Reproduce each line from the records that holds "panel".
**********
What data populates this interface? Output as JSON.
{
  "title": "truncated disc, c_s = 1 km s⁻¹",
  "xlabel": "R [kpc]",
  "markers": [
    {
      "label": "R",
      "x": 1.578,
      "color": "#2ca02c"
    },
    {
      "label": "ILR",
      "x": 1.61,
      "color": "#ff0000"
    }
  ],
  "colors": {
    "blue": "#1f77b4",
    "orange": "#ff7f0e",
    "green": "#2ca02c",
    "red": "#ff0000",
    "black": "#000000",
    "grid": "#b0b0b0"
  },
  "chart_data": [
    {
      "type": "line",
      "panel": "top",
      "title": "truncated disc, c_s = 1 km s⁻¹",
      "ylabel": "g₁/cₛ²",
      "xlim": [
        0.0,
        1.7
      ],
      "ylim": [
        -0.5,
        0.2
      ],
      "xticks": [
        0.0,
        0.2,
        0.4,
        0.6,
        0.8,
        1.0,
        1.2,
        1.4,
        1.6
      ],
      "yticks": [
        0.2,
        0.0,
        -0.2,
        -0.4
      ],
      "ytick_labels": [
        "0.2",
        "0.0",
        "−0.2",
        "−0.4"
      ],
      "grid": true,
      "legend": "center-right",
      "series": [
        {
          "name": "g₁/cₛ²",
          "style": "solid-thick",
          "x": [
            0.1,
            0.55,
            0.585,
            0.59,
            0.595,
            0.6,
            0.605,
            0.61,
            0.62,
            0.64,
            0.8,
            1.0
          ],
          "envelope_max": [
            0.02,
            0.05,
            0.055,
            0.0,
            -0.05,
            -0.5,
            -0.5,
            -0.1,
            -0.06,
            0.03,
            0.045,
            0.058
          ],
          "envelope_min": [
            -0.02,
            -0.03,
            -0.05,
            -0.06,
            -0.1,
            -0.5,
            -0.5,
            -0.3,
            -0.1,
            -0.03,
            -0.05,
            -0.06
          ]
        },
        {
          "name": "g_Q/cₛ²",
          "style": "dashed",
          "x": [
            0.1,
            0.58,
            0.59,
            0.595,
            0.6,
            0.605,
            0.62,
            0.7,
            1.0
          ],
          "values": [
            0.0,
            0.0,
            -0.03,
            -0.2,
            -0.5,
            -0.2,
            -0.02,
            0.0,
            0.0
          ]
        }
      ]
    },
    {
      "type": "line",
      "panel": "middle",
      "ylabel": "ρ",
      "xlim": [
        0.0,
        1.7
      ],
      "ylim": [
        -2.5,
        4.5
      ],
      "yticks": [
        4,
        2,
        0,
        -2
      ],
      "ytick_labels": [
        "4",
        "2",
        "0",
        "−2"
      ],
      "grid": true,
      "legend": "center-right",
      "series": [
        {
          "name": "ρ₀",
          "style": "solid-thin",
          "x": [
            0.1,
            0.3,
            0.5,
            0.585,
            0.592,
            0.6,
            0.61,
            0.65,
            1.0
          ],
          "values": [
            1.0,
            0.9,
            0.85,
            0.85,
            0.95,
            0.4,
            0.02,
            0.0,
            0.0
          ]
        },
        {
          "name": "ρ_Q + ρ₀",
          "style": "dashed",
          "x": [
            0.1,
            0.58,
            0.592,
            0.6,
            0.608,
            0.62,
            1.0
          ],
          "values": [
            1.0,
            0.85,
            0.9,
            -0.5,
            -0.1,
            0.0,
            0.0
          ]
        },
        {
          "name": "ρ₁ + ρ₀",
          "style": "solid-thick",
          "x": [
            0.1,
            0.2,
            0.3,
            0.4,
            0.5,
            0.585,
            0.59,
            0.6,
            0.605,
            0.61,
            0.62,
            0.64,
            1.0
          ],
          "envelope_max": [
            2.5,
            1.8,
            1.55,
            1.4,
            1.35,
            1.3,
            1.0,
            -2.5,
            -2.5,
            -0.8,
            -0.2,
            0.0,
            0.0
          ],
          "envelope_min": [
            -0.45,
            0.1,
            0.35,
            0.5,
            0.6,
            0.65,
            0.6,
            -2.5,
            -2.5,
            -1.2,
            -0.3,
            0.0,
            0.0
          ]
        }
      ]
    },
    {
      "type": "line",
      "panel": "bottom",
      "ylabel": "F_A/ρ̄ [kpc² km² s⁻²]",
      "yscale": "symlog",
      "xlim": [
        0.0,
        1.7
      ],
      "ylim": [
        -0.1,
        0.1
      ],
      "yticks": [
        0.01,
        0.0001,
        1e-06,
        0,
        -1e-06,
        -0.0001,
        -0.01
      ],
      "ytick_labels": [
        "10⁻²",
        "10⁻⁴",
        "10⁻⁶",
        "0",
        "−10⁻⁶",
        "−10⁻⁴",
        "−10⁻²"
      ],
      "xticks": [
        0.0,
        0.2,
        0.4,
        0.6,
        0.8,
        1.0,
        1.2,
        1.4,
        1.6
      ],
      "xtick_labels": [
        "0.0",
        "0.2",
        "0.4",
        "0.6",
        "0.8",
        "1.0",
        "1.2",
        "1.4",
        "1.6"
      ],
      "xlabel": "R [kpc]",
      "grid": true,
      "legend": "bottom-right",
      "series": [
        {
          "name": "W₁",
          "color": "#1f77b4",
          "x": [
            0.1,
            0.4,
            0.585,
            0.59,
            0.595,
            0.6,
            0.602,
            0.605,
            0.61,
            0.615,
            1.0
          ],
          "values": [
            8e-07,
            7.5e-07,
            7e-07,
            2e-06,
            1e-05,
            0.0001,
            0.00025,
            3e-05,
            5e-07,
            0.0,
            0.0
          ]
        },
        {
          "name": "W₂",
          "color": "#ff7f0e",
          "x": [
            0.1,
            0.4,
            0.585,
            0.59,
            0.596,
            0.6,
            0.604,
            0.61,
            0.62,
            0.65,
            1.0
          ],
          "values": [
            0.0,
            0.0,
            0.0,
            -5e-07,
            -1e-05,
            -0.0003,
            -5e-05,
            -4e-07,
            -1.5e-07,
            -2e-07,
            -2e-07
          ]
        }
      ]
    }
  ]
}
**********
§ SOLUTION BELOW
      "panel": "top",
      "panel": "middle",
      "panel": "bottom",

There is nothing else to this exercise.